--- Study text ---
A defendant in a murder case has an interest in presenting his defense points and themes through witnesses whose views support the defense theory of the case and whose testimony may be ordered in a way aimed at persuading the jury to a conclusion of doubt. Here, if the state trial court had let the defense expert testify, but had imposed some reasonable limit on scope of his testimony, with the aim of managing trial time and avoiding cumulative testimony, no significant constitutional issue could be presented. But in my view what makes the decision of the state trial court an unreasonable application of Supreme Court precedent is the total exclusion of testimony by a key defense expert witness in a murder case on a critical issue that could likely affect the verdict of the jury. Cf. Boykins v. Waimwight, 737 F.2d 1539, 1544-45 (11th Cir.1984) (noting that fundamental fairness is violated when the evidence excluded is material as being crucial, critical, and a highly significant factor in the defense, and concluding that exclusion of defense witness’s testimony concerning defendant’s mental health history violated fundamental fairness when defendant’s sole defense at trial was insanity).
Although I understand the majority’s line of reasoning in analysis, I am left with the conclusion that the expert Dr. Wilson’s testimony was critical to Moses’s case in the full context presented. Moses had admitted not only to his presence when Jennifer died, but that he was either reaching for the gun or actually had his hand on it when it fired. Moses’s trial boiled down to a determination of whether Moses killed Jennifer with the requisite intent or whether Jennifer had committed suicide as Moses tried to stop her. Given this defense theory, Dr. Wilson’s testimony was central to the defense’s case. It was imperative that the jury fully understand not only Jennifer’s history of major depression but also the nature, attending implications, and occasionally-misleading external appearance of major depression and suicidal tendencies generally. Moreover, Moses had an interest in presenting his points of defense through Dr. Wilson who, in a coordinated way, could put together the disparate pieces of the puzzle that Jennifer’s mental health treatment providers, from whom the jury heard portions of Jennifer’s medical records, had presented, and give an overview that would be helpful to the jury’s understanding.
---
Your goal -
According to the opinion excerpt above, what did the jury need to fully understand for the defense theory?
--- Excerpted data ---
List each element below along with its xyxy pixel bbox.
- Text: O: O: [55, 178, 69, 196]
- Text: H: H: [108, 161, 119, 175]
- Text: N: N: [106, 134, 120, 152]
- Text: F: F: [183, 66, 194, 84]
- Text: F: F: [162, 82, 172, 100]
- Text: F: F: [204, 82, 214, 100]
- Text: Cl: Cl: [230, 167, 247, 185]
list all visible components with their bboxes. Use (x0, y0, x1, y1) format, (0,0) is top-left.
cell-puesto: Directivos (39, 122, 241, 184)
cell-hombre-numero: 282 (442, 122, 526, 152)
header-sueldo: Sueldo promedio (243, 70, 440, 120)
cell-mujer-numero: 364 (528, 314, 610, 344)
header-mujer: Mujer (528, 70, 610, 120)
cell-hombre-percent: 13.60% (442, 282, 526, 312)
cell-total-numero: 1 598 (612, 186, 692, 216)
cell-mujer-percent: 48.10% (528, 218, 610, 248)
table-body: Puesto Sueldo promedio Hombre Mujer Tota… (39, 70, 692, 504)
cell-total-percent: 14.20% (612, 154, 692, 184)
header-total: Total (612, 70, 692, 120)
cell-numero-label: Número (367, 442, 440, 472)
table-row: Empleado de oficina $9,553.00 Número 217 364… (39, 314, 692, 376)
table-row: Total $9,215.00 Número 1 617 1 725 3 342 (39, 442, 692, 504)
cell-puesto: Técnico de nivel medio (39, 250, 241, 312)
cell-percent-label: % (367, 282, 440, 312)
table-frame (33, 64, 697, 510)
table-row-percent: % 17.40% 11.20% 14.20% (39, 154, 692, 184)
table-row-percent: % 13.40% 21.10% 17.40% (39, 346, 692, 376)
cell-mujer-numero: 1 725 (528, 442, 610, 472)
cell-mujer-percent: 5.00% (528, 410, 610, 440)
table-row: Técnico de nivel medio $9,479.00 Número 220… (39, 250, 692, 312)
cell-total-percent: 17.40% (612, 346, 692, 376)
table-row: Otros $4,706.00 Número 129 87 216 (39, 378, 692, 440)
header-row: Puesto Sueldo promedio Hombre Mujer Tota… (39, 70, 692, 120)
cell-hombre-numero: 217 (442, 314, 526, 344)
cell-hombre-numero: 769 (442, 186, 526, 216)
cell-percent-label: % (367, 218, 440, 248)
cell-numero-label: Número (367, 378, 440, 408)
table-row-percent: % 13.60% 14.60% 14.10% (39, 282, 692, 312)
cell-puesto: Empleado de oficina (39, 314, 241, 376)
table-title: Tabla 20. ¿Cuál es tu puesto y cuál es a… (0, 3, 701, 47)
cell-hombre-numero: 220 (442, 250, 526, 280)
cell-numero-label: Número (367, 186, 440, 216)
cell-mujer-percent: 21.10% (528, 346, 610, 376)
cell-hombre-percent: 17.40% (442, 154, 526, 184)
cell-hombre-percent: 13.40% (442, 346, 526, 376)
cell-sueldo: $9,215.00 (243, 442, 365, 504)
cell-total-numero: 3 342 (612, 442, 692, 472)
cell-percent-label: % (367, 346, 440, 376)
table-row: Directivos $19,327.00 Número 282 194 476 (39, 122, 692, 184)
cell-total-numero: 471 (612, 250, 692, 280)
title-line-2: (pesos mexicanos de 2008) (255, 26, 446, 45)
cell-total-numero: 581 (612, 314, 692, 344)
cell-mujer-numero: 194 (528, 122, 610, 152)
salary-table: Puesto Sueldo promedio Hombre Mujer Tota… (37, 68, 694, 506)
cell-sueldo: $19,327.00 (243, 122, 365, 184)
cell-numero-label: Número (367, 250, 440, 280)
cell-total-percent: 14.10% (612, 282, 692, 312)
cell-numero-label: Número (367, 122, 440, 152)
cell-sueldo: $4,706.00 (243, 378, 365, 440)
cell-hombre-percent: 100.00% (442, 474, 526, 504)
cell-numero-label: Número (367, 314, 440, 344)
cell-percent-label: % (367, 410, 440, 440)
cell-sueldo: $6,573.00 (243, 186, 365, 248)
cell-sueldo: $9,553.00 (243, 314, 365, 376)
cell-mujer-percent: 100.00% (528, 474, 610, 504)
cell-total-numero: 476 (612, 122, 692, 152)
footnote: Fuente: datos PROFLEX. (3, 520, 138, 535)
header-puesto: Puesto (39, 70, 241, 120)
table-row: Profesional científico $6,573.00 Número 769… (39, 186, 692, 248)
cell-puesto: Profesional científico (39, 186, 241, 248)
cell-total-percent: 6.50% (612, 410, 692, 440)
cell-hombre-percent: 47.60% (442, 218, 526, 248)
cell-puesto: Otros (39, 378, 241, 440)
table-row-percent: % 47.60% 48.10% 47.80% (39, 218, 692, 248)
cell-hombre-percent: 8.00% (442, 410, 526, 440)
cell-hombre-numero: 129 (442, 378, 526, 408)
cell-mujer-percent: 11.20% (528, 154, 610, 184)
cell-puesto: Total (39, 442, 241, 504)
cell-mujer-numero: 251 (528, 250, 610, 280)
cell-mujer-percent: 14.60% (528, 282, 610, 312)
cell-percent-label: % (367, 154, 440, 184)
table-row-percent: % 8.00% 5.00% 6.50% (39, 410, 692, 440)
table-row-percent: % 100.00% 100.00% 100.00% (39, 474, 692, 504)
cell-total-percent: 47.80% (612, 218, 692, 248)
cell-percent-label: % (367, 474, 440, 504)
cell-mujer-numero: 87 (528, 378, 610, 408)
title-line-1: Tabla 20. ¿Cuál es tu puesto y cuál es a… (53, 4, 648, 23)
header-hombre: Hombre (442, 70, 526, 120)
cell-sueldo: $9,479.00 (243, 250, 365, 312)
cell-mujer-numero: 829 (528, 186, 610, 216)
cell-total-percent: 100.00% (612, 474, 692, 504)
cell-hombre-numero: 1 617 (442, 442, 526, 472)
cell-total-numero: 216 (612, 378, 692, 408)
---
Answer box -
- Jennifer's history of major depression
- The nature of major depression and suicidal tendencies generally
- The attending implications of major depression and suicidal tendencies
- The occasionally-misleading external appearance of major depression and suicidal tendencies